### Stated goal
Repeat the entire listing exactly.

### Exercise material
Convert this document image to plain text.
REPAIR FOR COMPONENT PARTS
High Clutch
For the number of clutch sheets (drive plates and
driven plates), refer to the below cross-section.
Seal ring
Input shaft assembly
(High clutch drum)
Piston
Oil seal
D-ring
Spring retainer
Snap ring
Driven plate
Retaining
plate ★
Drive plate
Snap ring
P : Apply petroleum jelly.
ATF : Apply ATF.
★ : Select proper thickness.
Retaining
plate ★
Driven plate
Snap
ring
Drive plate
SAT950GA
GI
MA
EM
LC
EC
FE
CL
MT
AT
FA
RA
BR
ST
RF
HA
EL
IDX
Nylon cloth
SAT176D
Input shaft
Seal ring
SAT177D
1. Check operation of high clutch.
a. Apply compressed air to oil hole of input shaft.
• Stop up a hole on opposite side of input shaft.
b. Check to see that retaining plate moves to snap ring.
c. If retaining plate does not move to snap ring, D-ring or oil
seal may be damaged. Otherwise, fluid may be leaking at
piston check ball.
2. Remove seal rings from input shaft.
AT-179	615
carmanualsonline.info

### Result for this task
Convert this document image to plain text.
REPAIR FOR COMPONENT PARTS
High Clutch
For the number of clutch sheets (drive plates and
driven plates), refer to the below cross-section.
Seal ring
Input shaft assembly
(High clutch drum)
Piston
Oil seal
D-ring
Spring retainer
Snap ring
Driven plate
Retaining
plate ★
Drive plate
Snap ring
P : Apply petroleum jelly.
ATF : Apply ATF.
★ : Select proper thickness.
Retaining
plate ★
Driven plate
Snap
ring
Drive plate
SAT950GA
GI
MA
EM
LC
EC
FE
CL
MT
AT
FA
RA
BR
ST
RF
HA
EL
IDX
Nylon cloth
SAT176D
Input shaft
Seal ring
SAT177D
1. Check operation of high clutch.
a. Apply compressed air to oil hole of input shaft.
• Stop up a hole on opposite side of input shaft.
b. Check to see that retaining plate moves to snap ring.
c. If retaining plate does not move to snap ring, D-ring or oil
seal may be damaged. Otherwise, fluid may be leaking at
piston check ball.
2. Remove seal rings from input shaft.
AT-179	615
carmanualsonline.info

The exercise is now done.